Exercise objective:
Filter this material down to the lines that hold "text", copying each one.

⟨

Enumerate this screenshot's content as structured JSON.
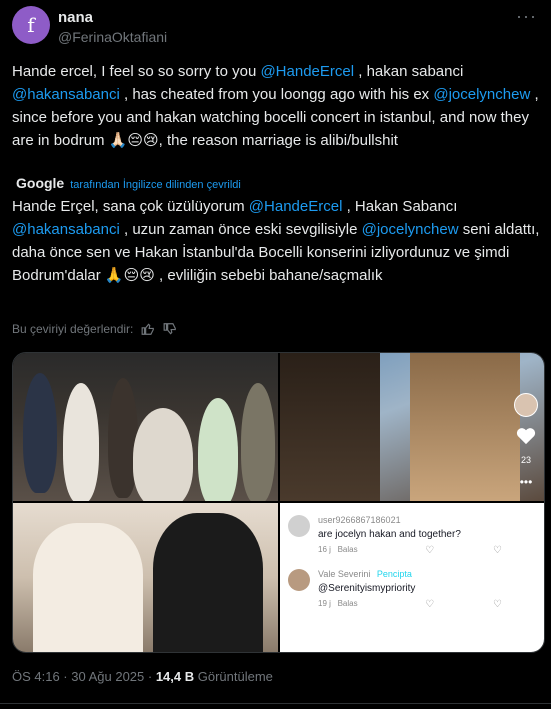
{
  "author": {
    "avatar_letter": "f",
    "name": "nana",
    "handle": "@FerinaOktafiani"
  },
  "tweet": {
    "en_parts": [
      "Hande ercel, I feel so so sorry to you ",
      "@HandeErcel",
      " , hakan sabanci ",
      "@hakansabanci",
      " , has cheated from you loongg ago with his ex ",
      "@jocelynchew",
      " , since before you and hakan watching bocelli concert in istanbul, and now they are in bodrum 🙏🏻😔😢, the reason marriage is alibi/bullshit"
    ],
    "translation_provider": "Google",
    "translation_note": "tarafından İngilizce dilinden çevrildi",
    "tr_parts": [
      "Hande Erçel, sana çok üzülüyorum ",
      "@HandeErcel",
      " , Hakan Sabancı ",
      "@hakansabanci",
      " , uzun zaman önce eski sevgilisiyle ",
      "@jocelynchew",
      " seni aldattı, daha önce sen ve Hakan İstanbul'da Bocelli konserini izliyordunuz ve şimdi Bodrum'dalar 🙏😔😢 , evliliğin sebebi bahane/saçmalık"
    ],
    "rate_label": "Bu çeviriyi değerlendir:"
  },
  "media": {
    "tiktok": {
      "likes": "23"
    },
    "comments": [
      {
        "user": "user9266867186021",
        "text": "are jocelyn hakan and together?",
        "time": "16 j",
        "reply": "Balas"
      },
      {
        "user": "Vale Severini",
        "badge": "Pencipta",
        "text": "@Serenityismypriority",
        "time": "19 j",
        "reply": "Balas"
      }
    ]
  },
  "footer": {
    "time": "ÖS 4:16 · 30 Ağu 2025 · ",
    "views": "14,4 B",
    "views_label": " Görüntüleme"
  },
  "colors": {
    "accent": "#1d9bf0",
    "background": "#000000",
    "text": "#e7e9ea",
    "muted": "#71767b"
  }
}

⟩

Result of this exercise:
        "text": "are jocelyn hakan and together?",
        "text": "@Serenityismypriority",
    "text": "#e7e9ea",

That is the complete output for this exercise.